Extraia todas as linhas da listagem abaixo e transcreva-as sem qualquer alteração.

---------- Dados de entrada ----------

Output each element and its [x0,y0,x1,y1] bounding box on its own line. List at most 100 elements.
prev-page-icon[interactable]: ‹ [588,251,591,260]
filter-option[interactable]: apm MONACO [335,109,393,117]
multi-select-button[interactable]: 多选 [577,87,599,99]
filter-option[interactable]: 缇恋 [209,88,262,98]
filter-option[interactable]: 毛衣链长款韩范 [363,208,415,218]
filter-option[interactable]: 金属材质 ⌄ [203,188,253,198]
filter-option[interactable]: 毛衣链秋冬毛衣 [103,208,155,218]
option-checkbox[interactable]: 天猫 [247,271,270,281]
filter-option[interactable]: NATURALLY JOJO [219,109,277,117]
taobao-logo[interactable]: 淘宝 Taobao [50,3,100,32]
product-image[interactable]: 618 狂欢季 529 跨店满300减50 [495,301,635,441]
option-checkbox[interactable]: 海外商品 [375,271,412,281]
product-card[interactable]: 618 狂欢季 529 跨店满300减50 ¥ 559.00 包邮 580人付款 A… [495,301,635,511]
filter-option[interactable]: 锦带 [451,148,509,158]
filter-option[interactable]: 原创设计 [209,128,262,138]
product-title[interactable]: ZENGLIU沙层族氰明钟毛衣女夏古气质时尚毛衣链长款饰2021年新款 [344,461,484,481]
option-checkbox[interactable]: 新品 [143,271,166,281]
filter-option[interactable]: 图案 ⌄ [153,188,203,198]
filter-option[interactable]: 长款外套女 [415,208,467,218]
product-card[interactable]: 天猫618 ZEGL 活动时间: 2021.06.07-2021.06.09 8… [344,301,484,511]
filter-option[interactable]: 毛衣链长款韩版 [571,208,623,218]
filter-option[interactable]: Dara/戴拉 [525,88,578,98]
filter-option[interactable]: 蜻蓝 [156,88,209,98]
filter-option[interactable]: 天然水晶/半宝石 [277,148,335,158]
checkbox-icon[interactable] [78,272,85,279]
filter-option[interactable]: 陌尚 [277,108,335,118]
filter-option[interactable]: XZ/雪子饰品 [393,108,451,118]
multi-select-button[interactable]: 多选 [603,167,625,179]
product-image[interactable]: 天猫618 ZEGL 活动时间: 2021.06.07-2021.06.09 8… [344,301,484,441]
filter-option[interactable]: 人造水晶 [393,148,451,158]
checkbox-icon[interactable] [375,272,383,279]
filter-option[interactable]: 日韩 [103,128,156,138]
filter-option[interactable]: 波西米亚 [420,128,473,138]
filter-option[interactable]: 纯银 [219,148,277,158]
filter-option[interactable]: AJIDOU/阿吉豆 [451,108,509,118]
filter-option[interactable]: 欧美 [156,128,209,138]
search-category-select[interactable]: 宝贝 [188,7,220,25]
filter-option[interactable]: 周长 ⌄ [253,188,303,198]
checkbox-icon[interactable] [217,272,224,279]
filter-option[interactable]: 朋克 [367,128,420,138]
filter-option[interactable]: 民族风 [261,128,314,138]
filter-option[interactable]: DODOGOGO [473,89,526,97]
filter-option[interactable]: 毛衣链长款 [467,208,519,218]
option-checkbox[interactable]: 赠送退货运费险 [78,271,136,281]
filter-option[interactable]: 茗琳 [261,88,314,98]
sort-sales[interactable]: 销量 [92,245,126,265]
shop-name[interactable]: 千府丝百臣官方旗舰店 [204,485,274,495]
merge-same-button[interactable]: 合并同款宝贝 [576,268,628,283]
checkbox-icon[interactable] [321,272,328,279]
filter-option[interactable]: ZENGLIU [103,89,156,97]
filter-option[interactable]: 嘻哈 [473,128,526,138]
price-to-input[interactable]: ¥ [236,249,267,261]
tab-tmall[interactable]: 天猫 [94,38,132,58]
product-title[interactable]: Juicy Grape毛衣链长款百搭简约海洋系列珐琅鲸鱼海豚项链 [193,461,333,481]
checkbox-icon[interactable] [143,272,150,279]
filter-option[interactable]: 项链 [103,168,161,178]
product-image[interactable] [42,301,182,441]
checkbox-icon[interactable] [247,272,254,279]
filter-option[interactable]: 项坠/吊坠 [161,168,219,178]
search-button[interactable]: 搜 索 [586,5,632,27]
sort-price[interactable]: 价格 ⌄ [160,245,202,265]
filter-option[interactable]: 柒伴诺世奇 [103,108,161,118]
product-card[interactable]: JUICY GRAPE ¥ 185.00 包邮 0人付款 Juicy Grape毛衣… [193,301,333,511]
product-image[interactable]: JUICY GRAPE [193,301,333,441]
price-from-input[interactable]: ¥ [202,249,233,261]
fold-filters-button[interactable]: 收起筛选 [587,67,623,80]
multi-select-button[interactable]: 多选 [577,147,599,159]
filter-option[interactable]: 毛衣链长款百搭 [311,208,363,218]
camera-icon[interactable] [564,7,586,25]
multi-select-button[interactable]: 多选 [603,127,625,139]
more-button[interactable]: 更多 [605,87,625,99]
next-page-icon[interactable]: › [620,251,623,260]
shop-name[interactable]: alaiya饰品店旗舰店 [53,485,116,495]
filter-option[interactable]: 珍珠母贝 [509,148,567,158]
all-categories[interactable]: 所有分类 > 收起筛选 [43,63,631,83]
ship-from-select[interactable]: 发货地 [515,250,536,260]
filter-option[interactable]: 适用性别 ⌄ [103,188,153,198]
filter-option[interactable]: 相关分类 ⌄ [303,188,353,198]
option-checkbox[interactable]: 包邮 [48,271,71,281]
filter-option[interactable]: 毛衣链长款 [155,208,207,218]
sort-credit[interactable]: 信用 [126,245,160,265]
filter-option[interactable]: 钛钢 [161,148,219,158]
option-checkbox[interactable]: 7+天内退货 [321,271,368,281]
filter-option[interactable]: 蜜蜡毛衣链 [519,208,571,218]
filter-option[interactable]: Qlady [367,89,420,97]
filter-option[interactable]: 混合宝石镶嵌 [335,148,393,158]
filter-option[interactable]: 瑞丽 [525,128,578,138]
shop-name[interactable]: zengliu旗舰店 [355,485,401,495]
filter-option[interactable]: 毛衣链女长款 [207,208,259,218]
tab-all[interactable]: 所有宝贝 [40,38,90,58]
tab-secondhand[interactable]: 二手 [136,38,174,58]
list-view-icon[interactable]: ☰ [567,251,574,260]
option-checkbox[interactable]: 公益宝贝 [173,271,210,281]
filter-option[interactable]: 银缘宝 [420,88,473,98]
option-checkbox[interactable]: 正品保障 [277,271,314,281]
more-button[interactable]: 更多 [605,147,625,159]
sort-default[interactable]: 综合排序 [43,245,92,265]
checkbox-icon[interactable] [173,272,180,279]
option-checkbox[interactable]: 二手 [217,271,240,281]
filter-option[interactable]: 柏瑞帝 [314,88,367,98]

----------

Saída esperada:
Output each element and its [x0,y0,x1,y1] bounding box on its own line. List at most 100 elements.
prev-page-icon[interactable]: ‹ [588,251,591,260]
filter-option[interactable]: apm MONACO [335,109,393,117]
multi-select-button[interactable]: 多选 [577,87,599,99]
filter-option[interactable]: 缇恋 [209,88,262,98]
filter-option[interactable]: 毛衣链长款韩范 [363,208,415,218]
filter-option[interactable]: 金属材质 ⌄ [203,188,253,198]
filter-option[interactable]: 毛衣链秋冬毛衣 [103,208,155,218]
option-checkbox[interactable]: 天猫 [247,271,270,281]
filter-option[interactable]: NATURALLY JOJO [219,109,277,117]
taobao-logo[interactable]: 淘宝 Taobao [50,3,100,32]
product-image[interactable]: 618 狂欢季 529 跨店满300减50 [495,301,635,441]
option-checkbox[interactable]: 海外商品 [375,271,412,281]
product-card[interactable]: 618 狂欢季 529 跨店满300减50 ¥ 559.00 包邮 580人付款 A… [495,301,635,511]
filter-option[interactable]: 锦带 [451,148,509,158]
filter-option[interactable]: 原创设计 [209,128,262,138]
product-title[interactable]: ZENGLIU沙层族氰明钟毛衣女夏古气质时尚毛衣链长款饰2021年新款 [344,461,484,481]
option-checkbox[interactable]: 新品 [143,271,166,281]
filter-option[interactable]: 图案 ⌄ [153,188,203,198]
filter-option[interactable]: 长款外套女 [415,208,467,218]
product-card[interactable]: 天猫618 ZEGL 活动时间: 2021.06.07-2021.06.09 8… [344,301,484,511]
filter-option[interactable]: 毛衣链长款韩版 [571,208,623,218]
filter-option[interactable]: Dara/戴拉 [525,88,578,98]
filter-option[interactable]: 蜻蓝 [156,88,209,98]
filter-option[interactable]: 天然水晶/半宝石 [277,148,335,158]
checkbox-icon[interactable] [78,272,85,279]
filter-option[interactable]: 陌尚 [277,108,335,118]
filter-option[interactable]: XZ/雪子饰品 [393,108,451,118]
multi-select-button[interactable]: 多选 [603,167,625,179]
product-image[interactable]: 天猫618 ZEGL 活动时间: 2021.06.07-2021.06.09 8… [344,301,484,441]
filter-option[interactable]: 人造水晶 [393,148,451,158]
checkbox-icon[interactable] [375,272,383,279]
filter-option[interactable]: 日韩 [103,128,156,138]
filter-option[interactable]: 波西米亚 [420,128,473,138]
filter-option[interactable]: 纯银 [219,148,277,158]
filter-option[interactable]: AJIDOU/阿吉豆 [451,108,509,118]
filter-option[interactable]: 欧美 [156,128,209,138]
search-category-select[interactable]: 宝贝 [188,7,220,25]
filter-option[interactable]: 周长 ⌄ [253,188,303,198]
checkbox-icon[interactable] [217,272,224,279]
filter-option[interactable]: 朋克 [367,128,420,138]
filter-option[interactable]: 民族风 [261,128,314,138]
filter-option[interactable]: DODOGOGO [473,89,526,97]
filter-option[interactable]: 毛衣链长款 [467,208,519,218]
option-checkbox[interactable]: 赠送退货运费险 [78,271,136,281]
filter-option[interactable]: 茗琳 [261,88,314,98]
sort-sales[interactable]: 销量 [92,245,126,265]
shop-name[interactable]: 千府丝百臣官方旗舰店 [204,485,274,495]
merge-same-button[interactable]: 合并同款宝贝 [576,268,628,283]
checkbox-icon[interactable] [321,272,328,279]
filter-option[interactable]: ZENGLIU [103,89,156,97]
filter-option[interactable]: 嘻哈 [473,128,526,138]
price-to-input[interactable]: ¥ [236,249,267,261]
tab-tmall[interactable]: 天猫 [94,38,132,58]
product-title[interactable]: Juicy Grape毛衣链长款百搭简约海洋系列珐琅鲸鱼海豚项链 [193,461,333,481]
checkbox-icon[interactable] [143,272,150,279]
filter-option[interactable]: 项链 [103,168,161,178]
product-image[interactable] [42,301,182,441]
checkbox-icon[interactable] [247,272,254,279]
filter-option[interactable]: 项坠/吊坠 [161,168,219,178]
search-button[interactable]: 搜 索 [586,5,632,27]
sort-price[interactable]: 价格 ⌄ [160,245,202,265]
filter-option[interactable]: 柒伴诺世奇 [103,108,161,118]
product-card[interactable]: JUICY GRAPE ¥ 185.00 包邮 0人付款 Juicy Grape毛衣… [193,301,333,511]
product-image[interactable]: JUICY GRAPE [193,301,333,441]
price-from-input[interactable]: ¥ [202,249,233,261]
fold-filters-button[interactable]: 收起筛选 [587,67,623,80]
multi-select-button[interactable]: 多选 [577,147,599,159]
filter-option[interactable]: 毛衣链长款百搭 [311,208,363,218]
camera-icon[interactable] [564,7,586,25]
multi-select-button[interactable]: 多选 [603,127,625,139]
more-button[interactable]: 更多 [605,87,625,99]
next-page-icon[interactable]: › [620,251,623,260]
shop-name[interactable]: alaiya饰品店旗舰店 [53,485,116,495]
filter-option[interactable]: 珍珠母贝 [509,148,567,158]
all-categories[interactable]: 所有分类 > 收起筛选 [43,63,631,83]
ship-from-select[interactable]: 发货地 [515,250,536,260]
filter-option[interactable]: 适用性别 ⌄ [103,188,153,198]
filter-option[interactable]: 相关分类 ⌄ [303,188,353,198]
option-checkbox[interactable]: 包邮 [48,271,71,281]
filter-option[interactable]: 毛衣链长款 [155,208,207,218]
sort-credit[interactable]: 信用 [126,245,160,265]
filter-option[interactable]: 钛钢 [161,148,219,158]
option-checkbox[interactable]: 7+天内退货 [321,271,368,281]
filter-option[interactable]: 蜜蜡毛衣链 [519,208,571,218]
filter-option[interactable]: Qlady [367,89,420,97]
filter-option[interactable]: 混合宝石镶嵌 [335,148,393,158]
filter-option[interactable]: 瑞丽 [525,128,578,138]
shop-name[interactable]: zengliu旗舰店 [355,485,401,495]
filter-option[interactable]: 毛衣链女长款 [207,208,259,218]
tab-all[interactable]: 所有宝贝 [40,38,90,58]
tab-secondhand[interactable]: 二手 [136,38,174,58]
list-view-icon[interactable]: ☰ [567,251,574,260]
option-checkbox[interactable]: 公益宝贝 [173,271,210,281]
filter-option[interactable]: 银缘宝 [420,88,473,98]
option-checkbox[interactable]: 正品保障 [277,271,314,281]
more-button[interactable]: 更多 [605,147,625,159]
sort-default[interactable]: 综合排序 [43,245,92,265]
checkbox-icon[interactable] [173,272,180,279]
option-checkbox[interactable]: 二手 [217,271,240,281]
filter-option[interactable]: 柏瑞帝 [314,88,367,98]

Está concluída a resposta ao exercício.